[Set exercise]
Identify every line containing the word "органами" and reproduce each one.

[Material]

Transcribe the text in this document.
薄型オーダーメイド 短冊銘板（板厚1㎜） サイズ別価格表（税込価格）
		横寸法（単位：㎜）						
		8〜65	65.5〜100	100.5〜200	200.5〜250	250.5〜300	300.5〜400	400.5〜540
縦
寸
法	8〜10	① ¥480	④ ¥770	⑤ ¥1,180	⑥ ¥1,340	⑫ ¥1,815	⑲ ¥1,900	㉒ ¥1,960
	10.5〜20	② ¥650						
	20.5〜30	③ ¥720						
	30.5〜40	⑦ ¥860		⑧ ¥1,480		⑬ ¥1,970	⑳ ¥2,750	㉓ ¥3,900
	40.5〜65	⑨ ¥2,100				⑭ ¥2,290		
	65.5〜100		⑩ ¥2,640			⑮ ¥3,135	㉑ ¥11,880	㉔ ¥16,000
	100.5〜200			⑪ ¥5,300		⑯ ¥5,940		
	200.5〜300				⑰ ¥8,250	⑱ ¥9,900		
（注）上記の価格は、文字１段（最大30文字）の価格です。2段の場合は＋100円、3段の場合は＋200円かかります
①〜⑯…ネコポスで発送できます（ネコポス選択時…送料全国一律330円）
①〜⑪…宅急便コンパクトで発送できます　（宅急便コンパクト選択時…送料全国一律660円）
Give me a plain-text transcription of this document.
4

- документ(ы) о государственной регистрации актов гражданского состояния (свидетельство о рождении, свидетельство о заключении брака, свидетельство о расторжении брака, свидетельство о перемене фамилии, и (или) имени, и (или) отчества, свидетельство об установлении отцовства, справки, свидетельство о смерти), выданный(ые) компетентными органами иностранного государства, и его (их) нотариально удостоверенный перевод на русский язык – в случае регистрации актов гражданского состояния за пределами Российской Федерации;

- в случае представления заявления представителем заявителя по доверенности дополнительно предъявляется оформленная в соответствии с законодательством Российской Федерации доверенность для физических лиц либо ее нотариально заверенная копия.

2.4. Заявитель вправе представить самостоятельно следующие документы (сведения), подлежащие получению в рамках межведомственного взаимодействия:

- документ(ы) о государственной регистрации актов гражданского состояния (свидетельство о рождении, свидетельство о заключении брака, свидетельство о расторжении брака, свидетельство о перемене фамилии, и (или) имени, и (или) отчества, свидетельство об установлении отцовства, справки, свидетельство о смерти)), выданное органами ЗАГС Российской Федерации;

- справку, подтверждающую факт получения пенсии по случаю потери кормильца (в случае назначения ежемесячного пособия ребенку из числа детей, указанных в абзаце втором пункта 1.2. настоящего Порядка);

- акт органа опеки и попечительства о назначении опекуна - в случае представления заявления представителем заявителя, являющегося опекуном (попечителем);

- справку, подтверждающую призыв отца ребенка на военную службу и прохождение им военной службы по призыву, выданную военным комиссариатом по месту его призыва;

[Worked solution]
- документ(ы) о государственной регистрации актов гражданского состояния (свидетельство о рождении, свидетельство о заключении брака, свидетельство о расторжении брака, свидетельство о перемене фамилии, и (или) имени, и (или) отчества, свидетельство об установлении отцовства, справки, свидетельство о смерти), выданный(ые) компетентными органами иностранного государства, и его (их) нотариально удостоверенный перевод на русский язык – в случае регистрации актов гражданского состояния за пределами Российской Федерации;
- документ(ы) о государственной регистрации актов гражданского состояния (свидетельство о рождении, свидетельство о заключении брака, свидетельство о расторжении брака, свидетельство о перемене фамилии, и (или) имени, и (или) отчества, свидетельство об установлении отцовства, справки, свидетельство о смерти)), выданное органами ЗАГС Российской Федерации;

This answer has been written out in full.